(A block of data)
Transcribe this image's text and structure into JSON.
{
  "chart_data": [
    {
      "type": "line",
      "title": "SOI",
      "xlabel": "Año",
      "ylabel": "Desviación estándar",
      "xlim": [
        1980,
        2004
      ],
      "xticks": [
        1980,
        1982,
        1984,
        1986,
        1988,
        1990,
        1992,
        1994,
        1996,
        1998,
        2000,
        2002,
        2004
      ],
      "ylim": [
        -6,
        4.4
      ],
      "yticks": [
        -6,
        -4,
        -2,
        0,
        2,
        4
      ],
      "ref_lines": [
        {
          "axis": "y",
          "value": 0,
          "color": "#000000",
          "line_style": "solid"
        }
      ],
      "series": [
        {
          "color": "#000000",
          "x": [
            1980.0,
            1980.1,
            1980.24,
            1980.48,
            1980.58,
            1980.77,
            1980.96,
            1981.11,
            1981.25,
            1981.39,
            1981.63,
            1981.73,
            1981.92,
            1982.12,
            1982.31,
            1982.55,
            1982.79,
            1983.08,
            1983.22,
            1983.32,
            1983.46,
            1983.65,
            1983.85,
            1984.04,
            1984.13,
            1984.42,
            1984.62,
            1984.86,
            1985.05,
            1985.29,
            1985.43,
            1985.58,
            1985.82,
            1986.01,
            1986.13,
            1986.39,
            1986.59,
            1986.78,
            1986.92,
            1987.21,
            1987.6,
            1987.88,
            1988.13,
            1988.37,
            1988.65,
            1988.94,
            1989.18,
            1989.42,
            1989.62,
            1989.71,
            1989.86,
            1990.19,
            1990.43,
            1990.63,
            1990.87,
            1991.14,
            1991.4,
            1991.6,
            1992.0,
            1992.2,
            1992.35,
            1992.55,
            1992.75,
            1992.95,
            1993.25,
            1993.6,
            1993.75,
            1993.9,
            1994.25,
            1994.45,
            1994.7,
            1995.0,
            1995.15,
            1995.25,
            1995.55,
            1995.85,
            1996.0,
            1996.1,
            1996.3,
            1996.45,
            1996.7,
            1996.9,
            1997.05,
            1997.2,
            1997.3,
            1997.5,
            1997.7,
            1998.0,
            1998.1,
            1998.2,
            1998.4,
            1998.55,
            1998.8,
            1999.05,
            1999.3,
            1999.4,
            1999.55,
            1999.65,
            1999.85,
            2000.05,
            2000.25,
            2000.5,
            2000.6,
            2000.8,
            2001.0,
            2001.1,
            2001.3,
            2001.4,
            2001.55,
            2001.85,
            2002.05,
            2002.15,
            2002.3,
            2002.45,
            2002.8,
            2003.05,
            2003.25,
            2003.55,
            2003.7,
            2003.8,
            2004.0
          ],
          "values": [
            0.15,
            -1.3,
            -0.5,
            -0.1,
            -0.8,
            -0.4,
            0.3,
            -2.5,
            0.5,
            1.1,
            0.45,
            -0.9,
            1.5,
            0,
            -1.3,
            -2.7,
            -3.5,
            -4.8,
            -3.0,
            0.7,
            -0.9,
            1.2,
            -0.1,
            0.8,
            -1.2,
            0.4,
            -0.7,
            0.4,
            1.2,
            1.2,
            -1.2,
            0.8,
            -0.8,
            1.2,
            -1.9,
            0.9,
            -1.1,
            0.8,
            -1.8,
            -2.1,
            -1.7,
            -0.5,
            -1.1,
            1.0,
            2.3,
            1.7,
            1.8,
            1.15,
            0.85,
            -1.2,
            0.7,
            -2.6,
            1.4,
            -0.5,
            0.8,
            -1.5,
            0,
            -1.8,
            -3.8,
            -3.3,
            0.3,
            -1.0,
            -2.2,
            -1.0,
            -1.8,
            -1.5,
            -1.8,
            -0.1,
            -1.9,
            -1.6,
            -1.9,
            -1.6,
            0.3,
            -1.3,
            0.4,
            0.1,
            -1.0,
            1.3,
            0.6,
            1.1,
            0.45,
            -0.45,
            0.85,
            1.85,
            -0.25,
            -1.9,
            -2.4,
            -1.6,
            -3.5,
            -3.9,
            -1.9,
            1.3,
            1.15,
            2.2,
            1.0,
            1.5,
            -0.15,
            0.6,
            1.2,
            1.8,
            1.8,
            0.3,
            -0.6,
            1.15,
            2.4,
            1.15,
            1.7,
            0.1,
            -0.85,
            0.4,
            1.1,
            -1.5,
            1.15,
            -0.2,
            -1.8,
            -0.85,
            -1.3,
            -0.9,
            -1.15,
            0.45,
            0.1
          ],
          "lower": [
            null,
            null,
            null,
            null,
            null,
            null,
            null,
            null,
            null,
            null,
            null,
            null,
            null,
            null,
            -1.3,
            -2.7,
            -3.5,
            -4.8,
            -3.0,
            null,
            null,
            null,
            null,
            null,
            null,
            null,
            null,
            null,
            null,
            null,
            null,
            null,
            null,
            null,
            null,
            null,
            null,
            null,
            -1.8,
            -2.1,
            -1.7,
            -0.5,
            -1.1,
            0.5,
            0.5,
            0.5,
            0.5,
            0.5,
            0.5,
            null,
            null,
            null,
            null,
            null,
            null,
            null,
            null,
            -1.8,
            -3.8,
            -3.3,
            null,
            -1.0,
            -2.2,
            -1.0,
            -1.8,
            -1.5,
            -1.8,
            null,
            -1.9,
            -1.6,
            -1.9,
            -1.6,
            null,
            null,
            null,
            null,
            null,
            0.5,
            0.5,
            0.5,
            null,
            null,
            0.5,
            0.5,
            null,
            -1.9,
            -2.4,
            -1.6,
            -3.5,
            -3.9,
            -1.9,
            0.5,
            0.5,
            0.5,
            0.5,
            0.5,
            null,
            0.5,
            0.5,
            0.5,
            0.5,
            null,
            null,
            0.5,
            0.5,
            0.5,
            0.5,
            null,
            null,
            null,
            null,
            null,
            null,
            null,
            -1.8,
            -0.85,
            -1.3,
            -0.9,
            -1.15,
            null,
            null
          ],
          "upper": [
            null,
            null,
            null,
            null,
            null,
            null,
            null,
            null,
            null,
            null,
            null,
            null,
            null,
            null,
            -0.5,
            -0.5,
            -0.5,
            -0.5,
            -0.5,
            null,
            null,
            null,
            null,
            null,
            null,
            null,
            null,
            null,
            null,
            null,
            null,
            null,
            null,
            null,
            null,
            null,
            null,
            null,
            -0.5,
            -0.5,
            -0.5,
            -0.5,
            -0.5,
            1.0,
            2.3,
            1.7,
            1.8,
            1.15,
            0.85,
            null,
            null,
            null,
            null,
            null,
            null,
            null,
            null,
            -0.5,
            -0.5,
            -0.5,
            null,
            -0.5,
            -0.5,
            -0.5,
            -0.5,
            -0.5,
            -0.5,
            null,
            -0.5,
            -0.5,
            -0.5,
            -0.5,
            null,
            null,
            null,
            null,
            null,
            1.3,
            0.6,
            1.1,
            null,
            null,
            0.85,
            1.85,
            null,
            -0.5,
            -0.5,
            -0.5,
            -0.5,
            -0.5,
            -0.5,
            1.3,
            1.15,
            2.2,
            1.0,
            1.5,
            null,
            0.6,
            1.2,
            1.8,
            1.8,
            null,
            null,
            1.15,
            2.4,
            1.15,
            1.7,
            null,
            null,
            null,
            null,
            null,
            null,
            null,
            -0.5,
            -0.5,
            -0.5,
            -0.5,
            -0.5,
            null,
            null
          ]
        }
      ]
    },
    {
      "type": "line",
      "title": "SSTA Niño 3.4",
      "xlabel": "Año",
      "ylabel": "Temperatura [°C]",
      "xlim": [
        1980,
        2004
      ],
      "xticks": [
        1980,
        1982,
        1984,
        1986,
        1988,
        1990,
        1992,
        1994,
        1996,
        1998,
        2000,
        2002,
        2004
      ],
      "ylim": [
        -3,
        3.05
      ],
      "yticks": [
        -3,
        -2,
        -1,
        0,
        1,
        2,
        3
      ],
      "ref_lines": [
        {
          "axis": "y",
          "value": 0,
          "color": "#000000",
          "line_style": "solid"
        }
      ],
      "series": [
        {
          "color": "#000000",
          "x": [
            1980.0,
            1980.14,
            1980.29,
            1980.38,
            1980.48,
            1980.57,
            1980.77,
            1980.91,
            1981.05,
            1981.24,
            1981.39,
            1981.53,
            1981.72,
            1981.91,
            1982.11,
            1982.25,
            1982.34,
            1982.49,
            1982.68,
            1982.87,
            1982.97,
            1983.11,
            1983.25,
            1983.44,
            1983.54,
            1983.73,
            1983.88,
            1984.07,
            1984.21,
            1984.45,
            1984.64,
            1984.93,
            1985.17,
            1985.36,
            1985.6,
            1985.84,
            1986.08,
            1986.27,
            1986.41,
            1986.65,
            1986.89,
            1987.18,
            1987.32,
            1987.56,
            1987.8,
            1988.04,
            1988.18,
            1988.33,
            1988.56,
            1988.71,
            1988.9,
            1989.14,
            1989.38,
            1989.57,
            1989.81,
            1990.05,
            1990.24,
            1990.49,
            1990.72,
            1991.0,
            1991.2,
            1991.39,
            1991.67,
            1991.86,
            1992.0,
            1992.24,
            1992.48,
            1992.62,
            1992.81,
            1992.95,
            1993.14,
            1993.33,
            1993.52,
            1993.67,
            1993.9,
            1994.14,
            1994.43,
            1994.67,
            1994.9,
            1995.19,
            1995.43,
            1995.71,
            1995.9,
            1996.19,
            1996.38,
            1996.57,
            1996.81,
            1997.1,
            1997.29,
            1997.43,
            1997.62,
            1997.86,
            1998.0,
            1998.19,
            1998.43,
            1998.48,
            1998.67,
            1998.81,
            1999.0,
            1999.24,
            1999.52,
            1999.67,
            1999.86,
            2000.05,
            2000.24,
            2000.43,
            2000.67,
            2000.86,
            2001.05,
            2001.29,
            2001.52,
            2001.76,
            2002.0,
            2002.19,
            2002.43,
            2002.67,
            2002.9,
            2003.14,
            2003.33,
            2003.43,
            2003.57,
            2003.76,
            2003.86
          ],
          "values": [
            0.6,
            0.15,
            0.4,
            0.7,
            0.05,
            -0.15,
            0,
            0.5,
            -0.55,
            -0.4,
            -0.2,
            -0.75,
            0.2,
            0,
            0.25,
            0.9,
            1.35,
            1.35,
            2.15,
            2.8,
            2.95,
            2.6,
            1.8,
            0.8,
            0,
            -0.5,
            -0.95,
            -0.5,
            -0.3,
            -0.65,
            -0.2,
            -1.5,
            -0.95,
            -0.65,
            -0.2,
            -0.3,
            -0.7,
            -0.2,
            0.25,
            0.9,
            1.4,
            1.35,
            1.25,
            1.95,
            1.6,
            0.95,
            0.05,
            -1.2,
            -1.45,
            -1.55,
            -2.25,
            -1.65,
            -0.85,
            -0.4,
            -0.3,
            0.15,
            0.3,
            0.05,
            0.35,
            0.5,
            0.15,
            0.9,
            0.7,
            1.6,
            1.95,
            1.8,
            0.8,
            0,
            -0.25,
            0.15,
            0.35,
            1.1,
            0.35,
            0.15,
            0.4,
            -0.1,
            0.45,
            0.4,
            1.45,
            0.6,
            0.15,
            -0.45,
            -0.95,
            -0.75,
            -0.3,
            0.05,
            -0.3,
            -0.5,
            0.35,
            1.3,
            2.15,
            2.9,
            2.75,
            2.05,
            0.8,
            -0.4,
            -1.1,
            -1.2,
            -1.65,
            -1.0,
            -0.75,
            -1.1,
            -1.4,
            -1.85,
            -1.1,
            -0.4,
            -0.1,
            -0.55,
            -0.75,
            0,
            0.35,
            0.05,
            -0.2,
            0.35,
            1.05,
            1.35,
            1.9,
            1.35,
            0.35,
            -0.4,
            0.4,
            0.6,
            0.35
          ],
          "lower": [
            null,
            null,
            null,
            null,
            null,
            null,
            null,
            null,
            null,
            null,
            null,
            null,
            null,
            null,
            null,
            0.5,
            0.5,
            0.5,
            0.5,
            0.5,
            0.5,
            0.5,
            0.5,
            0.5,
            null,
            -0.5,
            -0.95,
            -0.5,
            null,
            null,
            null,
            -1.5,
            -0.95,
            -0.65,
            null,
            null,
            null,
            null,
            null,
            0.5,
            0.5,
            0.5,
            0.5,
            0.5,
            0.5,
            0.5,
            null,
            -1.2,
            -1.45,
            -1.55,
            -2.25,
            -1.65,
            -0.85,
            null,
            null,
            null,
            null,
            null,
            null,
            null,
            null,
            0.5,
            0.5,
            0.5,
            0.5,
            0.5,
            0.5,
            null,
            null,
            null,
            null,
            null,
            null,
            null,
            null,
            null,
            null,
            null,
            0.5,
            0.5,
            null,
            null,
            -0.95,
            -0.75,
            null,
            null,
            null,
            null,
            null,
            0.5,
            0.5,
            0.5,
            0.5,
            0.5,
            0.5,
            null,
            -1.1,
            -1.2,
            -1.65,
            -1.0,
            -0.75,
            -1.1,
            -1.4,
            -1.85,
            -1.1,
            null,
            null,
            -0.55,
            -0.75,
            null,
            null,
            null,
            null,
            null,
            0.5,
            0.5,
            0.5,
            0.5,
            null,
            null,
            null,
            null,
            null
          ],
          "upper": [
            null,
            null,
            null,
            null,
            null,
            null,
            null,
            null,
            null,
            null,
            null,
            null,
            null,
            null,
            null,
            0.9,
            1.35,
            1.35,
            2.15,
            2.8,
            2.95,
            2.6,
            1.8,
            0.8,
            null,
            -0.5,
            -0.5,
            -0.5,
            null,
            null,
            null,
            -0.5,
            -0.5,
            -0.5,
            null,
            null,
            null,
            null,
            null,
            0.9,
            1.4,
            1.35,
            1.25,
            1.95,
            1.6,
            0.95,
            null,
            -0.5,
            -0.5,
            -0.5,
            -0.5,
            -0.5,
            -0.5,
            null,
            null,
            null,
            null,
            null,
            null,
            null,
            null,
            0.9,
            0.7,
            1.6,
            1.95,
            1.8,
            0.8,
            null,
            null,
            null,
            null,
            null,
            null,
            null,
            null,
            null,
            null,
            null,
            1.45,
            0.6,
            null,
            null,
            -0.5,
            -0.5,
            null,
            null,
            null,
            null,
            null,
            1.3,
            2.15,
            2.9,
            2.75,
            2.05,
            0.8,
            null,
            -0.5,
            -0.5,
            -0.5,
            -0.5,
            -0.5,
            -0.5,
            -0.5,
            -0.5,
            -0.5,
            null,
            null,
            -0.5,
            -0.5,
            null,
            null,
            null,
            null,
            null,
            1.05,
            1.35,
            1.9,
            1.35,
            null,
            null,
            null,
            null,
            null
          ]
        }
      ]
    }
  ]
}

## INSTRUCTIONS TO FOLLOW
In the material above, find each line that contains the word "ylabel", and select it.

## COMPLETED TASK
      "ylabel": "Desviación estándar",
      "ylabel": "Temperatura [°C]",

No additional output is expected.